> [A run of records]
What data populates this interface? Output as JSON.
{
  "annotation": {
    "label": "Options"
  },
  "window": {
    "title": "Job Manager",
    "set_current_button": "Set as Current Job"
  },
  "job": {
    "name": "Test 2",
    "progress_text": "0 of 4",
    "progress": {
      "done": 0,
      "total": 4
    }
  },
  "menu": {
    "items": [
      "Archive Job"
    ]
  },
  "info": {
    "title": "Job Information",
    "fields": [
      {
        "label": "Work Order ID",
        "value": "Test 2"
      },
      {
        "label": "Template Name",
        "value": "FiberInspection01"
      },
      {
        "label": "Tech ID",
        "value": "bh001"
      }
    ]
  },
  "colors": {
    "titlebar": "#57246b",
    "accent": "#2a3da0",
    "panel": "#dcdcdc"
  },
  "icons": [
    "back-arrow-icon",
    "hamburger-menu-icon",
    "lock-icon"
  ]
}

> [Short exercise] Above are the records. Identify each line that contains the word "label".

> [Result]
    "label": "Options"
        "label": "Work Order ID",
        "label": "Template Name",
        "label": "Tech ID",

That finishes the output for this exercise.